**Exercise**
State how many lines of the data contain the word "this", and write nothing besides the number.
-- start Record excerpts --
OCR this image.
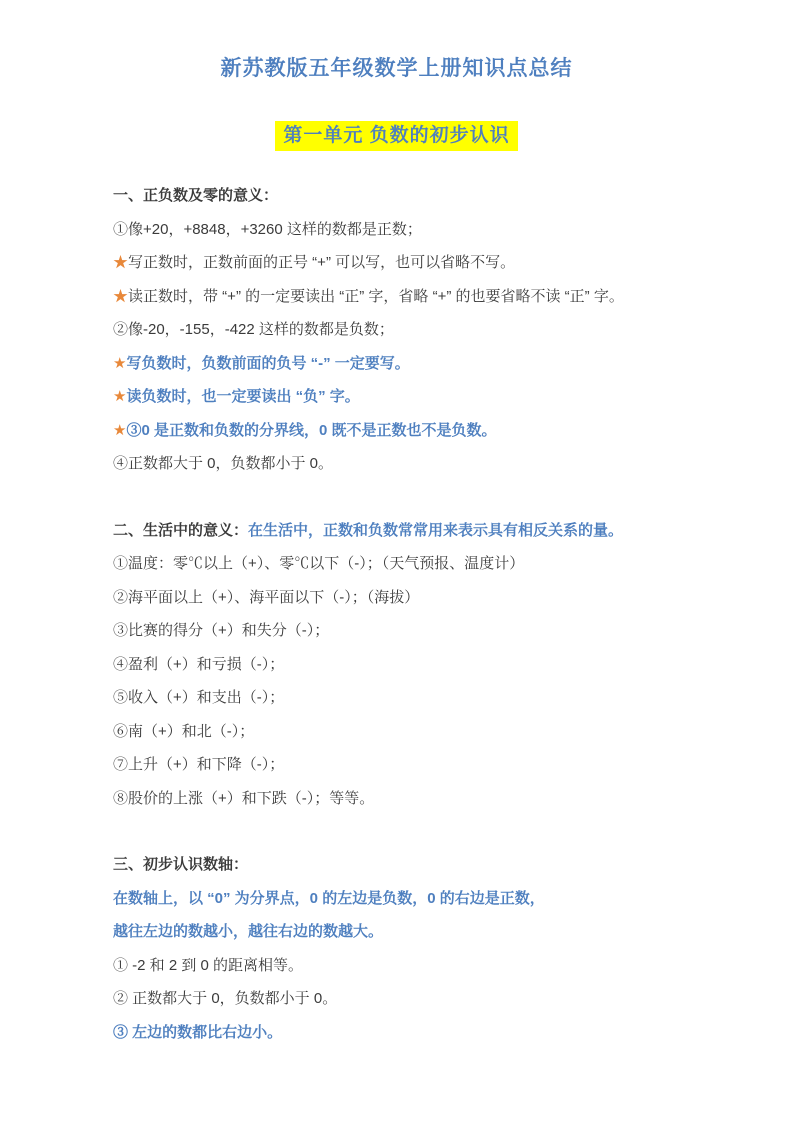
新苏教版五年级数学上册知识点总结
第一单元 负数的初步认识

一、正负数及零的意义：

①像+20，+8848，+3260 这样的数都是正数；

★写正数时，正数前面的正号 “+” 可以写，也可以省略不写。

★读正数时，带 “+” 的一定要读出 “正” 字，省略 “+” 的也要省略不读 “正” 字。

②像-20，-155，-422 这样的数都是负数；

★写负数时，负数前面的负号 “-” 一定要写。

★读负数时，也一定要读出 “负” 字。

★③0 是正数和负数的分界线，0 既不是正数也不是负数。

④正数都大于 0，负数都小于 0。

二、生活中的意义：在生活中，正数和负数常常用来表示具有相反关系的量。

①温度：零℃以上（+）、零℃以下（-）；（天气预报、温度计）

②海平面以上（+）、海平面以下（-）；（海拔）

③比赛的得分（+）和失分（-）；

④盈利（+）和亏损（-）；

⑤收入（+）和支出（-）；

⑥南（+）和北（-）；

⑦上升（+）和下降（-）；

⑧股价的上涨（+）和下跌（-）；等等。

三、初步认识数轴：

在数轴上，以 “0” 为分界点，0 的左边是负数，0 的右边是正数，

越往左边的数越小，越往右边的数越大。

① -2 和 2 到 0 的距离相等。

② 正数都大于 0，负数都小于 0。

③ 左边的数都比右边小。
-- end Record excerpts --
-- start Record excerpts --
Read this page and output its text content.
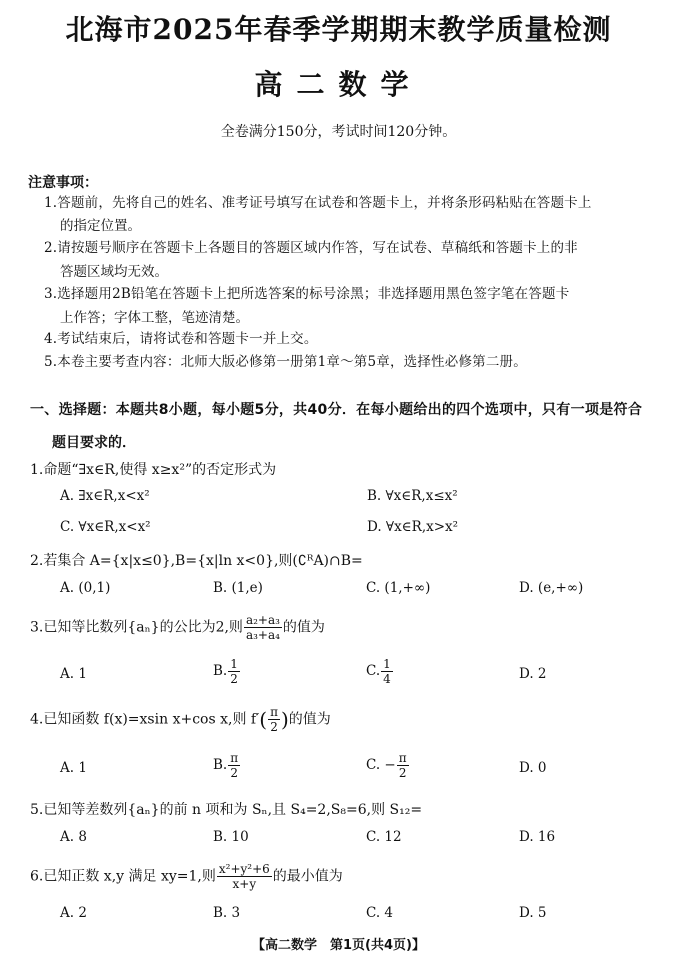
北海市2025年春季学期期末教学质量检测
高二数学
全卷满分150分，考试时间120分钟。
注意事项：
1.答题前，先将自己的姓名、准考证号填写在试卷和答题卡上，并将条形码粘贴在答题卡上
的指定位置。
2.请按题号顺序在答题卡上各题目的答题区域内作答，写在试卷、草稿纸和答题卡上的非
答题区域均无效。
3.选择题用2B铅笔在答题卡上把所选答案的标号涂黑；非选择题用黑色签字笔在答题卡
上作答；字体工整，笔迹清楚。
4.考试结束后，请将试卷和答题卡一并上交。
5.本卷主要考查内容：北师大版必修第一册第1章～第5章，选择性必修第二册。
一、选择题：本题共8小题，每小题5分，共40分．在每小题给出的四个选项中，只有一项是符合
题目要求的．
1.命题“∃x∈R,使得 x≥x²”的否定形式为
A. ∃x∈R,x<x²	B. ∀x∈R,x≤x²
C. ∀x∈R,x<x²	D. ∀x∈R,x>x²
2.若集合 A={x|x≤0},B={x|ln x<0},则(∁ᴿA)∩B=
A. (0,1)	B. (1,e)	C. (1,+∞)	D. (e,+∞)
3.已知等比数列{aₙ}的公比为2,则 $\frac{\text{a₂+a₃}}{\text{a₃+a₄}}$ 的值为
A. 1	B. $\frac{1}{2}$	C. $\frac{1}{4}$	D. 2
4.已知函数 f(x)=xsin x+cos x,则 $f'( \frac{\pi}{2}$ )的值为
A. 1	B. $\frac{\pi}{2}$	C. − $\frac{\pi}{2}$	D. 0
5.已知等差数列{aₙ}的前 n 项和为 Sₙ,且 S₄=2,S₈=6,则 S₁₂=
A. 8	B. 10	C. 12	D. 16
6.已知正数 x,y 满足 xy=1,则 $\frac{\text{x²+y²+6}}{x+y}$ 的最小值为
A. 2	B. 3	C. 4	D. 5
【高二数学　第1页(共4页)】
-- end Record excerpts --
**Full output**
2